-- Work to be completed --
Restate the records that follow word for word; no pictures should appear.

-- Records provided --

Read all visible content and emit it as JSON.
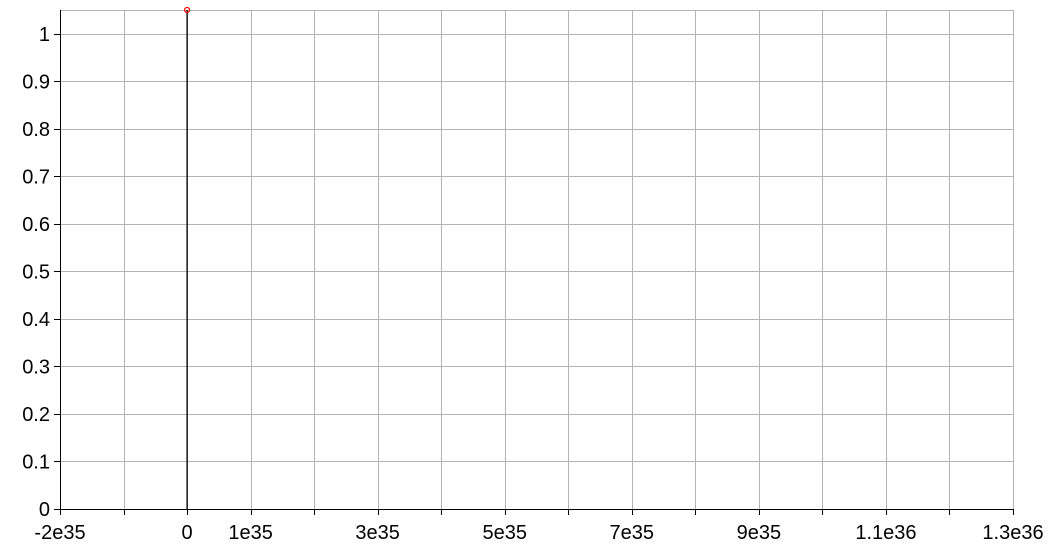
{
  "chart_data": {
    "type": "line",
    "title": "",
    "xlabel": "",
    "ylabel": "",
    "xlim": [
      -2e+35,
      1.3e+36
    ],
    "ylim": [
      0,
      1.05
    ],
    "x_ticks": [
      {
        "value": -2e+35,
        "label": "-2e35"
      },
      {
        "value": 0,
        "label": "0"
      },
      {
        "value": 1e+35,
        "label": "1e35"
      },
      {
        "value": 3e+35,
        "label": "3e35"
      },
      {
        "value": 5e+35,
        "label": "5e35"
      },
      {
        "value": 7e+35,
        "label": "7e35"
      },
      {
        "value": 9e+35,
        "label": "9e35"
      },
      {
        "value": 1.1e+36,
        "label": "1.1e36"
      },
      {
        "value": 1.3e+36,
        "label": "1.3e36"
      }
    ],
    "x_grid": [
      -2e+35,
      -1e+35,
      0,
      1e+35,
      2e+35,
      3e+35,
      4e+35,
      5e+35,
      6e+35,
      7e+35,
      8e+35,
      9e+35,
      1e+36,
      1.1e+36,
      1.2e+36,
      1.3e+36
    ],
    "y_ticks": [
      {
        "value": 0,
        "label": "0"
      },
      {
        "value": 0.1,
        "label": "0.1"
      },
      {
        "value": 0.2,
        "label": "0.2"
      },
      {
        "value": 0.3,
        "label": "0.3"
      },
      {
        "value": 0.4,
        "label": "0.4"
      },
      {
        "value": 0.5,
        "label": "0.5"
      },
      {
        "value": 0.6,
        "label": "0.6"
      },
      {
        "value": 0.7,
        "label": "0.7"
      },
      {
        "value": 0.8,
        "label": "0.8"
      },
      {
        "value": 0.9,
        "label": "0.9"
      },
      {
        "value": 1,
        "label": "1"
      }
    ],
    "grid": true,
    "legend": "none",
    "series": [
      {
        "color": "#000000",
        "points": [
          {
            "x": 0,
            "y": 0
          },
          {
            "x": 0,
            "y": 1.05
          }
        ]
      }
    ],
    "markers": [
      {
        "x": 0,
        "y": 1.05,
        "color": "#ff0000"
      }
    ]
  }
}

-- Answer to the task --
Read all visible content and emit it as JSON.
{
  "chart_data": {
    "type": "line",
    "title": "",
    "xlabel": "",
    "ylabel": "",
    "xlim": [
      -2e+35,
      1.3e+36
    ],
    "ylim": [
      0,
      1.05
    ],
    "x_ticks": [
      {
        "value": -2e+35,
        "label": "-2e35"
      },
      {
        "value": 0,
        "label": "0"
      },
      {
        "value": 1e+35,
        "label": "1e35"
      },
      {
        "value": 3e+35,
        "label": "3e35"
      },
      {
        "value": 5e+35,
        "label": "5e35"
      },
      {
        "value": 7e+35,
        "label": "7e35"
      },
      {
        "value": 9e+35,
        "label": "9e35"
      },
      {
        "value": 1.1e+36,
        "label": "1.1e36"
      },
      {
        "value": 1.3e+36,
        "label": "1.3e36"
      }
    ],
    "x_grid": [
      -2e+35,
      -1e+35,
      0,
      1e+35,
      2e+35,
      3e+35,
      4e+35,
      5e+35,
      6e+35,
      7e+35,
      8e+35,
      9e+35,
      1e+36,
      1.1e+36,
      1.2e+36,
      1.3e+36
    ],
    "y_ticks": [
      {
        "value": 0,
        "label": "0"
      },
      {
        "value": 0.1,
        "label": "0.1"
      },
      {
        "value": 0.2,
        "label": "0.2"
      },
      {
        "value": 0.3,
        "label": "0.3"
      },
      {
        "value": 0.4,
        "label": "0.4"
      },
      {
        "value": 0.5,
        "label": "0.5"
      },
      {
        "value": 0.6,
        "label": "0.6"
      },
      {
        "value": 0.7,
        "label": "0.7"
      },
      {
        "value": 0.8,
        "label": "0.8"
      },
      {
        "value": 0.9,
        "label": "0.9"
      },
      {
        "value": 1,
        "label": "1"
      }
    ],
    "grid": true,
    "legend": "none",
    "series": [
      {
        "color": "#000000",
        "points": [
          {
            "x": 0,
            "y": 0
          },
          {
            "x": 0,
            "y": 1.05
          }
        ]
      }
    ],
    "markers": [
      {
        "x": 0,
        "y": 1.05,
        "color": "#ff0000"
      }
    ]
  }
}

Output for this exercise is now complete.